(Records excerpted from a collection)
============================================================

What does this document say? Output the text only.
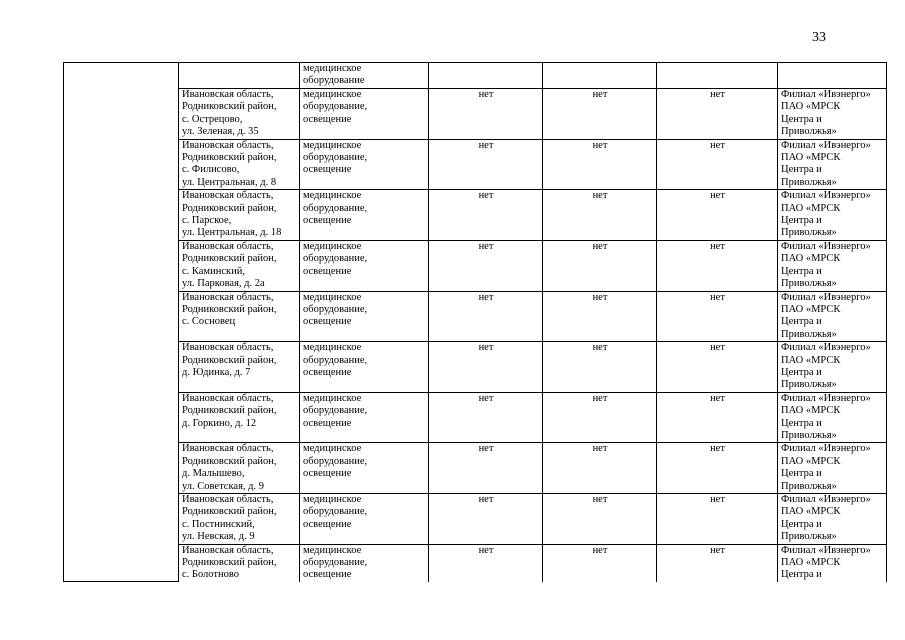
33
		медицинское
оборудование				
	Ивановская область,
Родниковский район,
с. Острецово,
ул. Зеленая, д. 35	медицинское
оборудование,
освещение	нет	нет	нет	Филиал «Ивэнерго»
ПАО «МРСК
Центра и
Приволжья»
	Ивановская область,
Родниковский район,
с. Филисово,
ул. Центральная, д. 8	медицинское
оборудование,
освещение	нет	нет	нет	Филиал «Ивэнерго»
ПАО «МРСК
Центра и
Приволжья»
	Ивановская область,
Родниковский район,
с. Парское,
ул. Центральная, д. 18	медицинское
оборудование,
освещение	нет	нет	нет	Филиал «Ивэнерго»
ПАО «МРСК
Центра и
Приволжья»
	Ивановская область,
Родниковский район,
с. Каминский,
ул. Парковая, д. 2а	медицинское
оборудование,
освещение	нет	нет	нет	Филиал «Ивэнерго»
ПАО «МРСК
Центра и
Приволжья»
	Ивановская область,
Родниковский район,
с. Сосновец	медицинское
оборудование,
освещение	нет	нет	нет	Филиал «Ивэнерго»
ПАО «МРСК
Центра и
Приволжья»
	Ивановская область,
Родниковский район,
д. Юдинка, д. 7	медицинское
оборудование,
освещение	нет	нет	нет	Филиал «Ивэнерго»
ПАО «МРСК
Центра и
Приволжья»
	Ивановская область,
Родниковский район,
д. Горкино, д. 12	медицинское
оборудование,
освещение	нет	нет	нет	Филиал «Ивэнерго»
ПАО «МРСК
Центра и
Приволжья»
	Ивановская область,
Родниковский район,
д. Малышево,
ул. Советская, д. 9	медицинское
оборудование,
освещение	нет	нет	нет	Филиал «Ивэнерго»
ПАО «МРСК
Центра и
Приволжья»
	Ивановская область,
Родниковский район,
с. Постнинский,
ул. Невская, д. 9	медицинское
оборудование,
освещение	нет	нет	нет	Филиал «Ивэнерго»
ПАО «МРСК
Центра и
Приволжья»
	Ивановская область,
Родниковский район,
с. Болотново	медицинское
оборудование,
освещение	нет	нет	нет	Филиал «Ивэнерго»
ПАО «МРСК
Центра и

============================================================

**What this task involves**
The listing above needs to be output again exactly. Don't include the pictures.

**Output for this task**
What does this document say? Output the text only.
33
		медицинское
оборудование				
	Ивановская область,
Родниковский район,
с. Острецово,
ул. Зеленая, д. 35	медицинское
оборудование,
освещение	нет	нет	нет	Филиал «Ивэнерго»
ПАО «МРСК
Центра и
Приволжья»
	Ивановская область,
Родниковский район,
с. Филисово,
ул. Центральная, д. 8	медицинское
оборудование,
освещение	нет	нет	нет	Филиал «Ивэнерго»
ПАО «МРСК
Центра и
Приволжья»
	Ивановская область,
Родниковский район,
с. Парское,
ул. Центральная, д. 18	медицинское
оборудование,
освещение	нет	нет	нет	Филиал «Ивэнерго»
ПАО «МРСК
Центра и
Приволжья»
	Ивановская область,
Родниковский район,
с. Каминский,
ул. Парковая, д. 2а	медицинское
оборудование,
освещение	нет	нет	нет	Филиал «Ивэнерго»
ПАО «МРСК
Центра и
Приволжья»
	Ивановская область,
Родниковский район,
с. Сосновец	медицинское
оборудование,
освещение	нет	нет	нет	Филиал «Ивэнерго»
ПАО «МРСК
Центра и
Приволжья»
	Ивановская область,
Родниковский район,
д. Юдинка, д. 7	медицинское
оборудование,
освещение	нет	нет	нет	Филиал «Ивэнерго»
ПАО «МРСК
Центра и
Приволжья»
	Ивановская область,
Родниковский район,
д. Горкино, д. 12	медицинское
оборудование,
освещение	нет	нет	нет	Филиал «Ивэнерго»
ПАО «МРСК
Центра и
Приволжья»
	Ивановская область,
Родниковский район,
д. Малышево,
ул. Советская, д. 9	медицинское
оборудование,
освещение	нет	нет	нет	Филиал «Ивэнерго»
ПАО «МРСК
Центра и
Приволжья»
	Ивановская область,
Родниковский район,
с. Постнинский,
ул. Невская, д. 9	медицинское
оборудование,
освещение	нет	нет	нет	Филиал «Ивэнерго»
ПАО «МРСК
Центра и
Приволжья»
	Ивановская область,
Родниковский район,
с. Болотново	медицинское
оборудование,
освещение	нет	нет	нет	Филиал «Ивэнерго»
ПАО «МРСК
Центра и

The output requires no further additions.